WHAT THE TASK REQUIRES: Search the records that follow and extract every line containing the string "type".

RECORD LIST:
┌──

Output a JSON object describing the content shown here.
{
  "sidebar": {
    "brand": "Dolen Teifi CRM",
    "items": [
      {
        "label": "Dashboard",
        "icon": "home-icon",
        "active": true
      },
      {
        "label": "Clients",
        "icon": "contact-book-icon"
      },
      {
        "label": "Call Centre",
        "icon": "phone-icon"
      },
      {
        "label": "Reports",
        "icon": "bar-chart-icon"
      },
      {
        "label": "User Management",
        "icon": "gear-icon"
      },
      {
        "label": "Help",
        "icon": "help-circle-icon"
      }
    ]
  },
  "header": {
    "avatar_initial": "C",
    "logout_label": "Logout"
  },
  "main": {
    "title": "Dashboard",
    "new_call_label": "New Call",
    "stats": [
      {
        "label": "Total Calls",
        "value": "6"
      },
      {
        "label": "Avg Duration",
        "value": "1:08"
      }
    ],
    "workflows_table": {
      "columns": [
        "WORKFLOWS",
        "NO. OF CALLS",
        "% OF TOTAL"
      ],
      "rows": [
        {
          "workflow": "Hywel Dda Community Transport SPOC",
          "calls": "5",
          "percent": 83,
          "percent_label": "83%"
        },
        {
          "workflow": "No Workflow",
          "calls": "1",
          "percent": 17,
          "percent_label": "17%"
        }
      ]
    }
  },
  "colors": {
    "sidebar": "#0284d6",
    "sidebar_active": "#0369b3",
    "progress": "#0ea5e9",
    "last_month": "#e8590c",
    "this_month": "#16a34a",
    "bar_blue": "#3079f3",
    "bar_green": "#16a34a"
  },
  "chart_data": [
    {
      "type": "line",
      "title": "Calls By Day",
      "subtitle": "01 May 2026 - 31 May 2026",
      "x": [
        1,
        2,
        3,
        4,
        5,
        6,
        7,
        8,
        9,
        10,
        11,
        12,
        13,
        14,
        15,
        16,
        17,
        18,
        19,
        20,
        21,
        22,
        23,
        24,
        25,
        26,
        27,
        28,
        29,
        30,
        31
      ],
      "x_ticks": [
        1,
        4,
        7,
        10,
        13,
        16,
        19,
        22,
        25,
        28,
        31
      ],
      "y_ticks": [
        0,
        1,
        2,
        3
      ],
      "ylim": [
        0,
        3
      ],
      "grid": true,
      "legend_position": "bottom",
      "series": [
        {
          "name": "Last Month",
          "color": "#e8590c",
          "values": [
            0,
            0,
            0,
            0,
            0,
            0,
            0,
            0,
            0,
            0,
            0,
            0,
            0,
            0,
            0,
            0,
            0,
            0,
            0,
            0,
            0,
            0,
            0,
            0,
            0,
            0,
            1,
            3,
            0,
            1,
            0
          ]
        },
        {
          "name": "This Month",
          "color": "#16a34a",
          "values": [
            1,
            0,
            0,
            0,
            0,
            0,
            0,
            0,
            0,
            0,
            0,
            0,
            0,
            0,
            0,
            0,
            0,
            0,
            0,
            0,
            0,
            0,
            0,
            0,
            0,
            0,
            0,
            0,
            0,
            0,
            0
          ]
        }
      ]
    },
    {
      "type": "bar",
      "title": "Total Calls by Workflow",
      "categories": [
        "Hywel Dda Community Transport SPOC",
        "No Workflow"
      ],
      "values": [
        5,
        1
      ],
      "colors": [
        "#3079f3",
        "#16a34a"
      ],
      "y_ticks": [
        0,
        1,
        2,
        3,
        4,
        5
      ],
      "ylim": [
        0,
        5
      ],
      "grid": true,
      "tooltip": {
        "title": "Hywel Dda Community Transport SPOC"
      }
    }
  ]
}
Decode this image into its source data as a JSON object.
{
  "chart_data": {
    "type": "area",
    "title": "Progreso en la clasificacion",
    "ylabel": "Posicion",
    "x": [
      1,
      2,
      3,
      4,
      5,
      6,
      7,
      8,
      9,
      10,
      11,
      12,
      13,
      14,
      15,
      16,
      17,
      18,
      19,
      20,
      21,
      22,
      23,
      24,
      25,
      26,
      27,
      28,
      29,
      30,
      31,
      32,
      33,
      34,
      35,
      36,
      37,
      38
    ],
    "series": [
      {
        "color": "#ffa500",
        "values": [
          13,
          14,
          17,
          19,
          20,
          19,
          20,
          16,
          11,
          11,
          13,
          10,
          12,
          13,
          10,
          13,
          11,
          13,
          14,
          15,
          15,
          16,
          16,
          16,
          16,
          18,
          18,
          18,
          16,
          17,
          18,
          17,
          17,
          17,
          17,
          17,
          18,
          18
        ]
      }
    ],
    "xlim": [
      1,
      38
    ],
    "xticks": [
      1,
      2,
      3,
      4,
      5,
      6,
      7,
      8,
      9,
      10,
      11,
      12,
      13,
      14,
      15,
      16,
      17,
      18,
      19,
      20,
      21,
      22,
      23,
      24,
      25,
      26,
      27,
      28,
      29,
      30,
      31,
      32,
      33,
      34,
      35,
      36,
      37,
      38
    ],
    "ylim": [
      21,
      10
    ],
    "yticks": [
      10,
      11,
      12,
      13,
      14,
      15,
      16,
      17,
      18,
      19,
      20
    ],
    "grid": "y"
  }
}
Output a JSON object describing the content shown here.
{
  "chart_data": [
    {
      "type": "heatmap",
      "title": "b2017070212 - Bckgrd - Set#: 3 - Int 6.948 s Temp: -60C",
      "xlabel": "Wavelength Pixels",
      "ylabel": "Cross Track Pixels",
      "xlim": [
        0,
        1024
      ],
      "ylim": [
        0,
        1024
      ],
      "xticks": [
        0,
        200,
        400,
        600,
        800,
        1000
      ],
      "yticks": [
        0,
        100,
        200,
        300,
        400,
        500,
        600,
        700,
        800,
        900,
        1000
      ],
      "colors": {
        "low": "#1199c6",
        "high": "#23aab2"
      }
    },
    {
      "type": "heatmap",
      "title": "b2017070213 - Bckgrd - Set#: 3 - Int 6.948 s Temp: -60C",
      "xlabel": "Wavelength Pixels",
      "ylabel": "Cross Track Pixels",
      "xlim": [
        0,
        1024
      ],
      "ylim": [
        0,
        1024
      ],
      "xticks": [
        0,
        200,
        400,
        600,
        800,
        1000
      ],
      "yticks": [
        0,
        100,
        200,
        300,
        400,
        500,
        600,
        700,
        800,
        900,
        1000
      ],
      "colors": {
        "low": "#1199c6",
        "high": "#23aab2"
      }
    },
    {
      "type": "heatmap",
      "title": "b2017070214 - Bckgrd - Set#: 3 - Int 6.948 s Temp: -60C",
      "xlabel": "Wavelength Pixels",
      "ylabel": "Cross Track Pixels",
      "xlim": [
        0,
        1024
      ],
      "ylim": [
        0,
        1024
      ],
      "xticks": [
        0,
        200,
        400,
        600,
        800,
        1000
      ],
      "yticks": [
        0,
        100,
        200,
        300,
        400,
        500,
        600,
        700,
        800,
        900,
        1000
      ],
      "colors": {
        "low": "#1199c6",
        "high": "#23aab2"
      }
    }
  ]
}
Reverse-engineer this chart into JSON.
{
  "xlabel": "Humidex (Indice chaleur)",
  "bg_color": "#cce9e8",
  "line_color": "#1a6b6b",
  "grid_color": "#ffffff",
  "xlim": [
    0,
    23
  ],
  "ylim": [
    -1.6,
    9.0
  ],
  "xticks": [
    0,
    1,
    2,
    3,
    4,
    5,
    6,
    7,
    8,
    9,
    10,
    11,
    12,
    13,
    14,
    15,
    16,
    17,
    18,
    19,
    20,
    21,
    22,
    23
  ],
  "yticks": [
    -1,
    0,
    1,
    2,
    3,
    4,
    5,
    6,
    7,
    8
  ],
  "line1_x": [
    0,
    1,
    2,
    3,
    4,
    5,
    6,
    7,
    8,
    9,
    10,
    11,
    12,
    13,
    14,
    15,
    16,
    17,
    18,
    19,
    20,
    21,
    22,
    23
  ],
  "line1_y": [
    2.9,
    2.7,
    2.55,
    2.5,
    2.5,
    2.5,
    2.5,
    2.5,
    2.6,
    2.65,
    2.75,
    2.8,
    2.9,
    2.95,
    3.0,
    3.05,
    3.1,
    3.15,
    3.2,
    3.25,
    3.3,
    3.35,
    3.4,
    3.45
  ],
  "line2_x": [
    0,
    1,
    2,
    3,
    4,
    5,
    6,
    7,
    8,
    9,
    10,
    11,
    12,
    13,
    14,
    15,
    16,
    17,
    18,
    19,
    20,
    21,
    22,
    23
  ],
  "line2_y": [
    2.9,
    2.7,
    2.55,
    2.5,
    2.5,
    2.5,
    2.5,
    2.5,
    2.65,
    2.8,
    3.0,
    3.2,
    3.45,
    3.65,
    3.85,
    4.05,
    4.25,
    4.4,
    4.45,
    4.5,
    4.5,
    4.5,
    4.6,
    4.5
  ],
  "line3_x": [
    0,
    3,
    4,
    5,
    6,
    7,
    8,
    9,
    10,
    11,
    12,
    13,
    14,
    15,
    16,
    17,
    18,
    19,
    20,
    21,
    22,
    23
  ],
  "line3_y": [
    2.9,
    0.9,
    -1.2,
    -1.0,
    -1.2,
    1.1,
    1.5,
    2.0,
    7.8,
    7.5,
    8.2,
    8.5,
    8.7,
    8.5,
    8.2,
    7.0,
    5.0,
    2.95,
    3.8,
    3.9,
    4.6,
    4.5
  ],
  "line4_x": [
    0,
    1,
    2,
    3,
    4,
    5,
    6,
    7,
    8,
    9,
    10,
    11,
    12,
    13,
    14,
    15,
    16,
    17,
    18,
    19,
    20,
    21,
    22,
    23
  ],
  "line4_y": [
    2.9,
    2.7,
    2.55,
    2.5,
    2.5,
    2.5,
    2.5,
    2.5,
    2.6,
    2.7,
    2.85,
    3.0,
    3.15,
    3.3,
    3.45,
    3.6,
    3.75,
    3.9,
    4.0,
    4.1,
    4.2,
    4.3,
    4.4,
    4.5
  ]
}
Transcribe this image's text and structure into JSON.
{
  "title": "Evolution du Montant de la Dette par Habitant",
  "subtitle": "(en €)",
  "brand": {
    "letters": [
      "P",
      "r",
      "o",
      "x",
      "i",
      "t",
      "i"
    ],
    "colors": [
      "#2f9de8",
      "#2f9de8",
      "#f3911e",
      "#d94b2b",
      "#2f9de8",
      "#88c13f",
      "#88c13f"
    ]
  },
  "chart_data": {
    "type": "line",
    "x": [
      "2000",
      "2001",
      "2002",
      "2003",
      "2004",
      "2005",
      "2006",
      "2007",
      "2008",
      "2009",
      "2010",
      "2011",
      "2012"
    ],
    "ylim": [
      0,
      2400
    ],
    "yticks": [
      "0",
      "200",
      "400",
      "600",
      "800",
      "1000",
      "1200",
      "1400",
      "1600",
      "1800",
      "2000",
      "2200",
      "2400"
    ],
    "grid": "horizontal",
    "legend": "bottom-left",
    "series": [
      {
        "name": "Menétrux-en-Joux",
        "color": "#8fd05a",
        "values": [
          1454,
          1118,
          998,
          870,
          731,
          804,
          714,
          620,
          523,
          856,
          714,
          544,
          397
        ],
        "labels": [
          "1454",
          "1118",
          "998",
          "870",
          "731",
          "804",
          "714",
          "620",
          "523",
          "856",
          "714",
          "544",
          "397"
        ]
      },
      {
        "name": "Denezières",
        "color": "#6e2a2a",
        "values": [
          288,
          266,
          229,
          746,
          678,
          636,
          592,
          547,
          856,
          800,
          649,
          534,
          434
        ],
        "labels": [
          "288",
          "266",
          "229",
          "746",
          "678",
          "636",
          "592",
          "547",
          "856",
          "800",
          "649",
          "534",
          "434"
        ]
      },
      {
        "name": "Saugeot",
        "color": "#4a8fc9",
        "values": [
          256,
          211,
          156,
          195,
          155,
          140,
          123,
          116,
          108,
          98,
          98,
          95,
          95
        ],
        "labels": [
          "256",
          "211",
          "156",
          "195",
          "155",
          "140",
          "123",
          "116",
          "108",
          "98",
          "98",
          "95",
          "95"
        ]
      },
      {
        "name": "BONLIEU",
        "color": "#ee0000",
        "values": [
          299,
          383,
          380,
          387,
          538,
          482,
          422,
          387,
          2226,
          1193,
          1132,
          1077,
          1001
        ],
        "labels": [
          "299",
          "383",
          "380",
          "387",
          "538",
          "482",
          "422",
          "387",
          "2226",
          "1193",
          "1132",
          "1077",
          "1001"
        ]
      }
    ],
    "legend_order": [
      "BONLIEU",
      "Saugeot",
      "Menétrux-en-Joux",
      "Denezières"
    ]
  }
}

└──

REPLY TO THE EXERCISE:
      "type": "line",
      "type": "bar",
    "type": "area",
      "type": "heatmap",
      "type": "heatmap",
      "type": "heatmap",
    "type": "line",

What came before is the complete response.